__INPUT MATERIAL__.
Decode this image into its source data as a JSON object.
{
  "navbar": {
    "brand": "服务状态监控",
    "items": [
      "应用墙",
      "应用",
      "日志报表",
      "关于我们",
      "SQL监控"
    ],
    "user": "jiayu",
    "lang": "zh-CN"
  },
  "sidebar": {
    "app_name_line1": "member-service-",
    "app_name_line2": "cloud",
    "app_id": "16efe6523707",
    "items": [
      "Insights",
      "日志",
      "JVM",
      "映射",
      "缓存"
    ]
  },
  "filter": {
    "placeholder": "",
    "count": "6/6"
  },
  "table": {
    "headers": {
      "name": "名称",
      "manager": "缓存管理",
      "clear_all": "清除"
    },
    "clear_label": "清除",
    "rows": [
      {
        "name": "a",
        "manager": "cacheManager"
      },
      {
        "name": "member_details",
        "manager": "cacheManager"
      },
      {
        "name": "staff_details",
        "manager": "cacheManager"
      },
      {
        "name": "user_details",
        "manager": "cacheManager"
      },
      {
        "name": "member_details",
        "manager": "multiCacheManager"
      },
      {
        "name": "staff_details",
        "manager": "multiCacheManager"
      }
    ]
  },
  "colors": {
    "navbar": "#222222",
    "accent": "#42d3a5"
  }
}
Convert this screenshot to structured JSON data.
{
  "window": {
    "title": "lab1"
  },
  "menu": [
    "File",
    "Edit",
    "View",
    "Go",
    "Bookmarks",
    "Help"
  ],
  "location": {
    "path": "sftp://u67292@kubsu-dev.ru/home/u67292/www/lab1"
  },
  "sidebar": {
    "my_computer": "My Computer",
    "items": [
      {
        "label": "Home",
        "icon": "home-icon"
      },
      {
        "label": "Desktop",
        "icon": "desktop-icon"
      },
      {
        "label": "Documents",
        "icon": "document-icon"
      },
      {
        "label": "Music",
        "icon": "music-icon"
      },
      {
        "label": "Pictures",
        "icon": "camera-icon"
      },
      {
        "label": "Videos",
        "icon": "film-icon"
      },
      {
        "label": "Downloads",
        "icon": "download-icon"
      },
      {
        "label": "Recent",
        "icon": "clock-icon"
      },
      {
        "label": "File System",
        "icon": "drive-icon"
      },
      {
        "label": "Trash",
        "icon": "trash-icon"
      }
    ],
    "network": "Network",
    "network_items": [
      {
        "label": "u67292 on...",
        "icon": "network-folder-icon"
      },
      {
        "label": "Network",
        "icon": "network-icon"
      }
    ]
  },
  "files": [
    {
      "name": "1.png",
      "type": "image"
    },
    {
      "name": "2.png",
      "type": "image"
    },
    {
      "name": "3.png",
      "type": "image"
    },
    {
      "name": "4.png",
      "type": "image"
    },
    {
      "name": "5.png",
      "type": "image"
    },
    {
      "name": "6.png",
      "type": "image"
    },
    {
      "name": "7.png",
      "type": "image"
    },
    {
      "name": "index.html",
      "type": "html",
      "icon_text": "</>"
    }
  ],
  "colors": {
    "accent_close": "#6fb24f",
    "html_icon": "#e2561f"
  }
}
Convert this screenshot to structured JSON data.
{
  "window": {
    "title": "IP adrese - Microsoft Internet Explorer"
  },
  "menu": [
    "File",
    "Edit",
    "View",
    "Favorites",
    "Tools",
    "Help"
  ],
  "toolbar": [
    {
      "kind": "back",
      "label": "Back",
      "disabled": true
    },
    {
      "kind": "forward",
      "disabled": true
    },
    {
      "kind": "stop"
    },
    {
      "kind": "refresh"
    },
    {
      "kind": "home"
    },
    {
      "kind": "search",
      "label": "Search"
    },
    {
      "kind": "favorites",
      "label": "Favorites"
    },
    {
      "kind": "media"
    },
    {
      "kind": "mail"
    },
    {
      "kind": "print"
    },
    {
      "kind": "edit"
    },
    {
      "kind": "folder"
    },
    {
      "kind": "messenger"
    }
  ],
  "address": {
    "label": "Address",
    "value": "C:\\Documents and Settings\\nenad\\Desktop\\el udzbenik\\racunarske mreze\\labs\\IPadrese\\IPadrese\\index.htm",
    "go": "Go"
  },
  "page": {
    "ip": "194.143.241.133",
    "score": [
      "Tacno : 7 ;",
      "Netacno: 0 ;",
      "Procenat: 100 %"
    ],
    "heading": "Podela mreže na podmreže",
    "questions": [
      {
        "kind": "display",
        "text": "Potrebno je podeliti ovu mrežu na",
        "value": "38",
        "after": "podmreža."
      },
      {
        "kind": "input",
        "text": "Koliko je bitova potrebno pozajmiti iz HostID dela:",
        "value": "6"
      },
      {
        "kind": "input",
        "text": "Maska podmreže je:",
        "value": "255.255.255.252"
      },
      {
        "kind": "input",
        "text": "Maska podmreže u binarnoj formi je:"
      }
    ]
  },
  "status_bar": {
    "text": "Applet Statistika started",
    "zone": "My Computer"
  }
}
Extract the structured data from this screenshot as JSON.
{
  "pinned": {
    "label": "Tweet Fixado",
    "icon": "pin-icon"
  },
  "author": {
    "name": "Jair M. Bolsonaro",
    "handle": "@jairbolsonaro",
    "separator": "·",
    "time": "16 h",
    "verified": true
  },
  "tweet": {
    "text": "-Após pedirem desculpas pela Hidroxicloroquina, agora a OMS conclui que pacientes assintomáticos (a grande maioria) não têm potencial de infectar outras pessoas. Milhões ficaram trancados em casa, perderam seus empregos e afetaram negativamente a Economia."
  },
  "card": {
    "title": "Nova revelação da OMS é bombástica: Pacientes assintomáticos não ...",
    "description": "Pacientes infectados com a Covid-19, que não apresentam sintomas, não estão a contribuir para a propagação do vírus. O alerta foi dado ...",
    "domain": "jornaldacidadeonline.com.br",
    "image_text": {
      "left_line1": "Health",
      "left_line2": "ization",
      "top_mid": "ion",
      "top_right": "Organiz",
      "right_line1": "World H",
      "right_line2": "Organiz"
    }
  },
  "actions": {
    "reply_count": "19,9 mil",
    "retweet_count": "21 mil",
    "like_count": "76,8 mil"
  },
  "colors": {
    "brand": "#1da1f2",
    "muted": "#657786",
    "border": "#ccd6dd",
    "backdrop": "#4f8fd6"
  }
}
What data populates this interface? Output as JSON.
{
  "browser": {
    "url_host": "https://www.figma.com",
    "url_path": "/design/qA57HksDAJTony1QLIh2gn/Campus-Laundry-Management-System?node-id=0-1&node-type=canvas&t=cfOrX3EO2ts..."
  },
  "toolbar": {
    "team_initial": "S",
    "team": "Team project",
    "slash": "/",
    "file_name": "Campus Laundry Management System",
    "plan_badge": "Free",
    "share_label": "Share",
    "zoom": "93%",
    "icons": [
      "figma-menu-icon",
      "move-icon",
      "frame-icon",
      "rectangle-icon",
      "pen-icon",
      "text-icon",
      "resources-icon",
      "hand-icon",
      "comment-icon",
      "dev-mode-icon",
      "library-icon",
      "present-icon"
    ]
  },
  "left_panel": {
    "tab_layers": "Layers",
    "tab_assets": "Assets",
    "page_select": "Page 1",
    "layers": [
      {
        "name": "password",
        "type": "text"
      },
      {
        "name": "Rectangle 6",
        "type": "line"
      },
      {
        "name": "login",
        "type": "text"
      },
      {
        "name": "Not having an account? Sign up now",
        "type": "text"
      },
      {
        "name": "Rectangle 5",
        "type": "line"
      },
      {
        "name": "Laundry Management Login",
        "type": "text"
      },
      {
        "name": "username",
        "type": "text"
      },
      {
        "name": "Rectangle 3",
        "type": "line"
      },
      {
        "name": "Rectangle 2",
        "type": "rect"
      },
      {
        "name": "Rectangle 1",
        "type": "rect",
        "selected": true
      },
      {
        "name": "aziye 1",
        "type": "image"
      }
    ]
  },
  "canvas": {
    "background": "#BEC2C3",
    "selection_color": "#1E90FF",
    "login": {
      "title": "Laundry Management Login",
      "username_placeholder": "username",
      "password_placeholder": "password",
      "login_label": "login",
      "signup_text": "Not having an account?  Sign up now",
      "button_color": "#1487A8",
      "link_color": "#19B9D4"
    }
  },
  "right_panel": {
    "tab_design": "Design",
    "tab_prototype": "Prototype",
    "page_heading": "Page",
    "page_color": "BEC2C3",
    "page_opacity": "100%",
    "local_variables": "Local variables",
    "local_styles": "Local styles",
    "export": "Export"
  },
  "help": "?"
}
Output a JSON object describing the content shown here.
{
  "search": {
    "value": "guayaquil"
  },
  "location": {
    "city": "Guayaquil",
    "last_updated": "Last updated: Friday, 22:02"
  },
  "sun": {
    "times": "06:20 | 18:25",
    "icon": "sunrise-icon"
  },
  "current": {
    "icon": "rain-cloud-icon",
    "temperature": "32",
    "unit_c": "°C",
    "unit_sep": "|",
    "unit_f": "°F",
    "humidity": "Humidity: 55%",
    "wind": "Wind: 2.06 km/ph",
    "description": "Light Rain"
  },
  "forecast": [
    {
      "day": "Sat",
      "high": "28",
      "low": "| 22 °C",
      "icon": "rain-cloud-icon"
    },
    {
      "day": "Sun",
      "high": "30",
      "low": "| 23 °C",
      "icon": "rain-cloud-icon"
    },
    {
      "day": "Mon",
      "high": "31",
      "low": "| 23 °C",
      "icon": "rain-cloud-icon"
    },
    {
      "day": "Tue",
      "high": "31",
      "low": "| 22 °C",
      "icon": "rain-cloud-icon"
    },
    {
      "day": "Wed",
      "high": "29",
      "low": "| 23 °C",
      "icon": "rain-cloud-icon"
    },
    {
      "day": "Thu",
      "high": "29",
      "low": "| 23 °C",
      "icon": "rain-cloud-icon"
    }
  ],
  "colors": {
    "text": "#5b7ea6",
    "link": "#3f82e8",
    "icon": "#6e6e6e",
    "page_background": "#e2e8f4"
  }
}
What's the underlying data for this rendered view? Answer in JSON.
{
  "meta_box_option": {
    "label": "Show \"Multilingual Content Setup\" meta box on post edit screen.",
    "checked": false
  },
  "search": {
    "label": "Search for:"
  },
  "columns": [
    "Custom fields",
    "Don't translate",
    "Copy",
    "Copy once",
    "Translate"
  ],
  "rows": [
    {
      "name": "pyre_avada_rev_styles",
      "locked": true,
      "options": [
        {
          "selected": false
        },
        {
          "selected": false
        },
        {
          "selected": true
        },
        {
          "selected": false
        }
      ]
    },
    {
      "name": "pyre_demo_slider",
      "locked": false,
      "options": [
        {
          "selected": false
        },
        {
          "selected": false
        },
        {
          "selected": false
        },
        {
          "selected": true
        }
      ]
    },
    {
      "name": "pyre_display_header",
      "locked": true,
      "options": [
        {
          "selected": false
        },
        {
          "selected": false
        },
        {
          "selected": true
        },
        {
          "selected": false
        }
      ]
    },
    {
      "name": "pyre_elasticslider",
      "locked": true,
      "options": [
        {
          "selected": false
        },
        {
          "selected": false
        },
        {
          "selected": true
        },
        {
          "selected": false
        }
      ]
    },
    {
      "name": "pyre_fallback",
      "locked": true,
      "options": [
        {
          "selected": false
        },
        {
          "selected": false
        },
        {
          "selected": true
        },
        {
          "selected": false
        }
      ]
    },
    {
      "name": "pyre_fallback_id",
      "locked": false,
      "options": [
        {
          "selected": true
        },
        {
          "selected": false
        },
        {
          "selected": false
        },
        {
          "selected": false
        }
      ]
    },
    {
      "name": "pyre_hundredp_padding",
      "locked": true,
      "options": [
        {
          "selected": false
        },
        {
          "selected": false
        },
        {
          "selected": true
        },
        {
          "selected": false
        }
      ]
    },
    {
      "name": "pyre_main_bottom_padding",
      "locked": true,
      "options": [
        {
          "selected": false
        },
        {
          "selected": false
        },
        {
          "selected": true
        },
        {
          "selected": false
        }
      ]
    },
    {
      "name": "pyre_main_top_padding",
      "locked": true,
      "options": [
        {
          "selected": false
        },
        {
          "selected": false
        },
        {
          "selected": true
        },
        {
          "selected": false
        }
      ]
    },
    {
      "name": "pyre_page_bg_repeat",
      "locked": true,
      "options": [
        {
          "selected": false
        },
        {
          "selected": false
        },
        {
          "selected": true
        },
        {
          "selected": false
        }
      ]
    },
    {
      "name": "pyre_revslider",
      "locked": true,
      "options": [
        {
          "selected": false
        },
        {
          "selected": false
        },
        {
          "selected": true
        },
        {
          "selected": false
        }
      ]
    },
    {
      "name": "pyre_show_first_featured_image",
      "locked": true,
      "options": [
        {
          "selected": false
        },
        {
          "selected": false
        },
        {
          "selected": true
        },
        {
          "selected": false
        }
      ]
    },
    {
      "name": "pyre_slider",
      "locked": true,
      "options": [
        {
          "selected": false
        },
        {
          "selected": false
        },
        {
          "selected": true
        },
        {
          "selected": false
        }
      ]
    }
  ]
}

__TASK STATEMENT__. Check each line of the records above for the word "username", then give the number of lines that have it, with no other words.

__TASK ANSWER__. 2